[BEGIN]

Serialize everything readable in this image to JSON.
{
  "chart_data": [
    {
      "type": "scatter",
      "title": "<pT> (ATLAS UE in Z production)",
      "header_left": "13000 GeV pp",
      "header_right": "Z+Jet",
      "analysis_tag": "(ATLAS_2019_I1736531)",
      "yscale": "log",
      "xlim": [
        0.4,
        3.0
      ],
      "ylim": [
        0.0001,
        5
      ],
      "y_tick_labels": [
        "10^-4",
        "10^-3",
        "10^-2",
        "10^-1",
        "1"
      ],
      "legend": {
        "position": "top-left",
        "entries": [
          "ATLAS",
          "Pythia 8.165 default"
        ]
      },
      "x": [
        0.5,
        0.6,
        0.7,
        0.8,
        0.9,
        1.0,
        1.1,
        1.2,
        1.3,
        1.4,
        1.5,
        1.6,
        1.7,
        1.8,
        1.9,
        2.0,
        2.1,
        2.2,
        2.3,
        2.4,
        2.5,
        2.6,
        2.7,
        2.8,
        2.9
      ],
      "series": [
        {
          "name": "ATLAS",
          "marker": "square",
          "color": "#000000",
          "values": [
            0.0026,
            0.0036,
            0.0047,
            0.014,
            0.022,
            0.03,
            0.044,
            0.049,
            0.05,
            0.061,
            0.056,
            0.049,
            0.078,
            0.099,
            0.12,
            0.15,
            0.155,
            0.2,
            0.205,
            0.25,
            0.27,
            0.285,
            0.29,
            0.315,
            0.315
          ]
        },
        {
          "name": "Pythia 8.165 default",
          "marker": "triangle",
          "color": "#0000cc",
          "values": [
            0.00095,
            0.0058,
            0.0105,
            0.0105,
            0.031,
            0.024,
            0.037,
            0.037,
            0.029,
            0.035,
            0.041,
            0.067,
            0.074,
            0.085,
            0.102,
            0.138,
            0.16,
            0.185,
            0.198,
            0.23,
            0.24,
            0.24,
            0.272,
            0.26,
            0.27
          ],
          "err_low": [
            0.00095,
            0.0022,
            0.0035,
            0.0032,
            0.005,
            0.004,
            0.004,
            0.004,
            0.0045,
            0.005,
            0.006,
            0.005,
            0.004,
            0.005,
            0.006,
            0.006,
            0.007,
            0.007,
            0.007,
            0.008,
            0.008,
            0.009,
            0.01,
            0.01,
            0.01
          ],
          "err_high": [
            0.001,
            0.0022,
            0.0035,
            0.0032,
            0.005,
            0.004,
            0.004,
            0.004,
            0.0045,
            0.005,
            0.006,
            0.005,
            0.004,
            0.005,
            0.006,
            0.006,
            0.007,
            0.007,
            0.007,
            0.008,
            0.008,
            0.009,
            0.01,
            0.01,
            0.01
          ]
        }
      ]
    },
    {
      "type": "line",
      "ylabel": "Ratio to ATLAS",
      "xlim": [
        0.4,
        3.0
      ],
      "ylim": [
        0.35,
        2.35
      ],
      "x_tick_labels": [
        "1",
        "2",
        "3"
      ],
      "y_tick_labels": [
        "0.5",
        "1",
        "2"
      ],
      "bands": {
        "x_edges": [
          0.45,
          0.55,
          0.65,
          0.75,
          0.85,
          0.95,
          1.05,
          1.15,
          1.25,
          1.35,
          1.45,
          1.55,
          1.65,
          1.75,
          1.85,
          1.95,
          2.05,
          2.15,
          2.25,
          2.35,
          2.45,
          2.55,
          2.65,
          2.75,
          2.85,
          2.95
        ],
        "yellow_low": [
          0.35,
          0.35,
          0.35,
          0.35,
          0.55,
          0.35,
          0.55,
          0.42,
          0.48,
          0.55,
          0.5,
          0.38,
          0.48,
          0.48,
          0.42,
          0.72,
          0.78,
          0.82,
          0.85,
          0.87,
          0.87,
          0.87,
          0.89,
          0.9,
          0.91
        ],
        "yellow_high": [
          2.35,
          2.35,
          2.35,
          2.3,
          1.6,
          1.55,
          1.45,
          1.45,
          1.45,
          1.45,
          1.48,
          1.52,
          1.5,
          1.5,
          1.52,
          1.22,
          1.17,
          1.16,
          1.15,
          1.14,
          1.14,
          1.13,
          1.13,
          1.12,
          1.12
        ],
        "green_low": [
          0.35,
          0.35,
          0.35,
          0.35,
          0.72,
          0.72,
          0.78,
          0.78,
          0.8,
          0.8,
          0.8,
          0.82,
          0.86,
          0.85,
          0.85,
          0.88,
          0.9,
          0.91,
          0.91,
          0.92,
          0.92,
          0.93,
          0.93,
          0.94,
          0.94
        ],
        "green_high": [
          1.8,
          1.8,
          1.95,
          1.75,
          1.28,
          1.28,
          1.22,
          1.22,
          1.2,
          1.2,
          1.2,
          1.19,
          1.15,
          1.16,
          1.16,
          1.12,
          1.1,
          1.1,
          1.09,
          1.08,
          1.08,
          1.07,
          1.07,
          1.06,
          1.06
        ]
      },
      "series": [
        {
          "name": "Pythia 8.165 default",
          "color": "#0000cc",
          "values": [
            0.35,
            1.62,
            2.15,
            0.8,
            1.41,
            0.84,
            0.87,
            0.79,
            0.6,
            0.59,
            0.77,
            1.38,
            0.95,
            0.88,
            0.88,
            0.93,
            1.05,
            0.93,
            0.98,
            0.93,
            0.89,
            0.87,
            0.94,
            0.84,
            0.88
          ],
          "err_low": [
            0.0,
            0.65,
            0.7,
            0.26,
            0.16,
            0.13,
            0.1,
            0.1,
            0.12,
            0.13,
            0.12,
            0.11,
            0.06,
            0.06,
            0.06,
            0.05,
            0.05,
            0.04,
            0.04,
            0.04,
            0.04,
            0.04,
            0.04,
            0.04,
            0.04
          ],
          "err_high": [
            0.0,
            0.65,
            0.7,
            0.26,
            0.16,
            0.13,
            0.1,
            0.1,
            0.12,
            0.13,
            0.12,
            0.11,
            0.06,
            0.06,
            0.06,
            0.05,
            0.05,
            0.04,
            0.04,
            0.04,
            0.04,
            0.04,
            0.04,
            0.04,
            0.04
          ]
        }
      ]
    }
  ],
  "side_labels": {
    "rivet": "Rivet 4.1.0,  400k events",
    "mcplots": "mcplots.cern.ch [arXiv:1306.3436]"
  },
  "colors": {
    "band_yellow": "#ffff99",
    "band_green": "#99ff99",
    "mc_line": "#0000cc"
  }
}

[END]

The request →
Set down each entry again, unchanged.

Task result →
Serialize everything readable in this image to JSON.
{
  "chart_data": [
    {
      "type": "scatter",
      "title": "<pT> (ATLAS UE in Z production)",
      "header_left": "13000 GeV pp",
      "header_right": "Z+Jet",
      "analysis_tag": "(ATLAS_2019_I1736531)",
      "yscale": "log",
      "xlim": [
        0.4,
        3.0
      ],
      "ylim": [
        0.0001,
        5
      ],
      "y_tick_labels": [
        "10^-4",
        "10^-3",
        "10^-2",
        "10^-1",
        "1"
      ],
      "legend": {
        "position": "top-left",
        "entries": [
          "ATLAS",
          "Pythia 8.165 default"
        ]
      },
      "x": [
        0.5,
        0.6,
        0.7,
        0.8,
        0.9,
        1.0,
        1.1,
        1.2,
        1.3,
        1.4,
        1.5,
        1.6,
        1.7,
        1.8,
        1.9,
        2.0,
        2.1,
        2.2,
        2.3,
        2.4,
        2.5,
        2.6,
        2.7,
        2.8,
        2.9
      ],
      "series": [
        {
          "name": "ATLAS",
          "marker": "square",
          "color": "#000000",
          "values": [
            0.0026,
            0.0036,
            0.0047,
            0.014,
            0.022,
            0.03,
            0.044,
            0.049,
            0.05,
            0.061,
            0.056,
            0.049,
            0.078,
            0.099,
            0.12,
            0.15,
            0.155,
            0.2,
            0.205,
            0.25,
            0.27,
            0.285,
            0.29,
            0.315,
            0.315
          ]
        },
        {
          "name": "Pythia 8.165 default",
          "marker": "triangle",
          "color": "#0000cc",
          "values": [
            0.00095,
            0.0058,
            0.0105,
            0.0105,
            0.031,
            0.024,
            0.037,
            0.037,
            0.029,
            0.035,
            0.041,
            0.067,
            0.074,
            0.085,
            0.102,
            0.138,
            0.16,
            0.185,
            0.198,
            0.23,
            0.24,
            0.24,
            0.272,
            0.26,
            0.27
          ],
          "err_low": [
            0.00095,
            0.0022,
            0.0035,
            0.0032,
            0.005,
            0.004,
            0.004,
            0.004,
            0.0045,
            0.005,
            0.006,
            0.005,
            0.004,
            0.005,
            0.006,
            0.006,
            0.007,
            0.007,
            0.007,
            0.008,
            0.008,
            0.009,
            0.01,
            0.01,
            0.01
          ],
          "err_high": [
            0.001,
            0.0022,
            0.0035,
            0.0032,
            0.005,
            0.004,
            0.004,
            0.004,
            0.0045,
            0.005,
            0.006,
            0.005,
            0.004,
            0.005,
            0.006,
            0.006,
            0.007,
            0.007,
            0.007,
            0.008,
            0.008,
            0.009,
            0.01,
            0.01,
            0.01
          ]
        }
      ]
    },
    {
      "type": "line",
      "ylabel": "Ratio to ATLAS",
      "xlim": [
        0.4,
        3.0
      ],
      "ylim": [
        0.35,
        2.35
      ],
      "x_tick_labels": [
        "1",
        "2",
        "3"
      ],
      "y_tick_labels": [
        "0.5",
        "1",
        "2"
      ],
      "bands": {
        "x_edges": [
          0.45,
          0.55,
          0.65,
          0.75,
          0.85,
          0.95,
          1.05,
          1.15,
          1.25,
          1.35,
          1.45,
          1.55,
          1.65,
          1.75,
          1.85,
          1.95,
          2.05,
          2.15,
          2.25,
          2.35,
          2.45,
          2.55,
          2.65,
          2.75,
          2.85,
          2.95
        ],
        "yellow_low": [
          0.35,
          0.35,
          0.35,
          0.35,
          0.55,
          0.35,
          0.55,
          0.42,
          0.48,
          0.55,
          0.5,
          0.38,
          0.48,
          0.48,
          0.42,
          0.72,
          0.78,
          0.82,
          0.85,
          0.87,
          0.87,
          0.87,
          0.89,
          0.9,
          0.91
        ],
        "yellow_high": [
          2.35,
          2.35,
          2.35,
          2.3,
          1.6,
          1.55,
          1.45,
          1.45,
          1.45,
          1.45,
          1.48,
          1.52,
          1.5,
          1.5,
          1.52,
          1.22,
          1.17,
          1.16,
          1.15,
          1.14,
          1.14,
          1.13,
          1.13,
          1.12,
          1.12
        ],
        "green_low": [
          0.35,
          0.35,
          0.35,
          0.35,
          0.72,
          0.72,
          0.78,
          0.78,
          0.8,
          0.8,
          0.8,
          0.82,
          0.86,
          0.85,
          0.85,
          0.88,
          0.9,
          0.91,
          0.91,
          0.92,
          0.92,
          0.93,
          0.93,
          0.94,
          0.94
        ],
        "green_high": [
          1.8,
          1.8,
          1.95,
          1.75,
          1.28,
          1.28,
          1.22,
          1.22,
          1.2,
          1.2,
          1.2,
          1.19,
          1.15,
          1.16,
          1.16,
          1.12,
          1.1,
          1.1,
          1.09,
          1.08,
          1.08,
          1.07,
          1.07,
          1.06,
          1.06
        ]
      },
      "series": [
        {
          "name": "Pythia 8.165 default",
          "color": "#0000cc",
          "values": [
            0.35,
            1.62,
            2.15,
            0.8,
            1.41,
            0.84,
            0.87,
            0.79,
            0.6,
            0.59,
            0.77,
            1.38,
            0.95,
            0.88,
            0.88,
            0.93,
            1.05,
            0.93,
            0.98,
            0.93,
            0.89,
            0.87,
            0.94,
            0.84,
            0.88
          ],
          "err_low": [
            0.0,
            0.65,
            0.7,
            0.26,
            0.16,
            0.13,
            0.1,
            0.1,
            0.12,
            0.13,
            0.12,
            0.11,
            0.06,
            0.06,
            0.06,
            0.05,
            0.05,
            0.04,
            0.04,
            0.04,
            0.04,
            0.04,
            0.04,
            0.04,
            0.04
          ],
          "err_high": [
            0.0,
            0.65,
            0.7,
            0.26,
            0.16,
            0.13,
            0.1,
            0.1,
            0.12,
            0.13,
            0.12,
            0.11,
            0.06,
            0.06,
            0.06,
            0.05,
            0.05,
            0.04,
            0.04,
            0.04,
            0.04,
            0.04,
            0.04,
            0.04,
            0.04
          ]
        }
      ]
    }
  ],
  "side_labels": {
    "rivet": "Rivet 4.1.0,  400k events",
    "mcplots": "mcplots.cern.ch [arXiv:1306.3436]"
  },
  "colors": {
    "band_yellow": "#ffff99",
    "band_green": "#99ff99",
    "mc_line": "#0000cc"
  }
}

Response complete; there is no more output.